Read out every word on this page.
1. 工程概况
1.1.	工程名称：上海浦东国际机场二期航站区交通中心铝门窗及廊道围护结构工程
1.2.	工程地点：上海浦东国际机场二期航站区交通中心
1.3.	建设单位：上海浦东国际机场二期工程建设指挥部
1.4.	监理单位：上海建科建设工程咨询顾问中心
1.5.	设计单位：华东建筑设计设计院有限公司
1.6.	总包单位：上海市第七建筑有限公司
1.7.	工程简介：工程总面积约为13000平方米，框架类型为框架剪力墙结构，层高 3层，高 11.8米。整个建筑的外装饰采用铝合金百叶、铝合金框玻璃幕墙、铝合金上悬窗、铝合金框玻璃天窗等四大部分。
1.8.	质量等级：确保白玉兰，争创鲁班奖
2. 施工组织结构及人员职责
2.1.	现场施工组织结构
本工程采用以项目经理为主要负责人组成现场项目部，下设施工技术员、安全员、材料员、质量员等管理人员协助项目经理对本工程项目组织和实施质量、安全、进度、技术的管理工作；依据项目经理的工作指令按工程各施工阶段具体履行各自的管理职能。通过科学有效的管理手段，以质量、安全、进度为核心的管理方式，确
• • • • • • •
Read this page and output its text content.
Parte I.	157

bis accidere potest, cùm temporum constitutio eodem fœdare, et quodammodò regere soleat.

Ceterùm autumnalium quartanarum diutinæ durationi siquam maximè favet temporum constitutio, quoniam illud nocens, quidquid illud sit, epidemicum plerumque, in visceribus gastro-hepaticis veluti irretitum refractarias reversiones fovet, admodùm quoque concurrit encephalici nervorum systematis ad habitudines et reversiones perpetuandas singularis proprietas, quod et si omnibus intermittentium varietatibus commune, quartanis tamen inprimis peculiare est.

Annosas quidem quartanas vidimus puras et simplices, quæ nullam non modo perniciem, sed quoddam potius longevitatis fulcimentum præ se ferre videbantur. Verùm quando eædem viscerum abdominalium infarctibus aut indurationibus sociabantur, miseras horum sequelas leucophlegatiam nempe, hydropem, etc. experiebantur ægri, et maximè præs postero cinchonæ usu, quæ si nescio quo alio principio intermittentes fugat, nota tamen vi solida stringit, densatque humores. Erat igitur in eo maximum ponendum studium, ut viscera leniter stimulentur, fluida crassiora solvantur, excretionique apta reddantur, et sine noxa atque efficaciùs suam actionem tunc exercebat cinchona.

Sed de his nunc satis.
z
• • • • • • •
## DESCRIPTION OF THE TASK
Collect, from the material above, every line containing the word "tamen".

## WORKED ANSWER
Ceterùm autumnalium quartanarum diutinæ durationi siquam maximè favet temporum constitutio, quoniam illud nocens, quidquid illud sit, epidemicum plerumque, in visceribus gastro-hepaticis veluti irretitum refractarias reversiones fovet, admodùm quoque concurrit encephalici nervorum systematis ad habitudines et reversiones perpetuandas singularis proprietas, quod et si omnibus intermittentium varietatibus commune, quartanis tamen inprimis peculiare est.
Annosas quidem quartanas vidimus puras et simplices, quæ nullam non modo perniciem, sed quoddam potius longevitatis fulcimentum præ se ferre videbantur. Verùm quando eædem viscerum abdominalium infarctibus aut indurationibus sociabantur, miseras horum sequelas leucophlegatiam nempe, hydropem, etc. experiebantur ægri, et maximè præs postero cinchonæ usu, quæ si nescio quo alio principio intermittentes fugat, nota tamen vi solida stringit, densatque humores. Erat igitur in eo maximum ponendum studium, ut viscera leniter stimulentur, fluida crassiora solvantur, excretionique apta reddantur, et sine noxa atque efficaciùs suam actionem tunc exercebat cinchona.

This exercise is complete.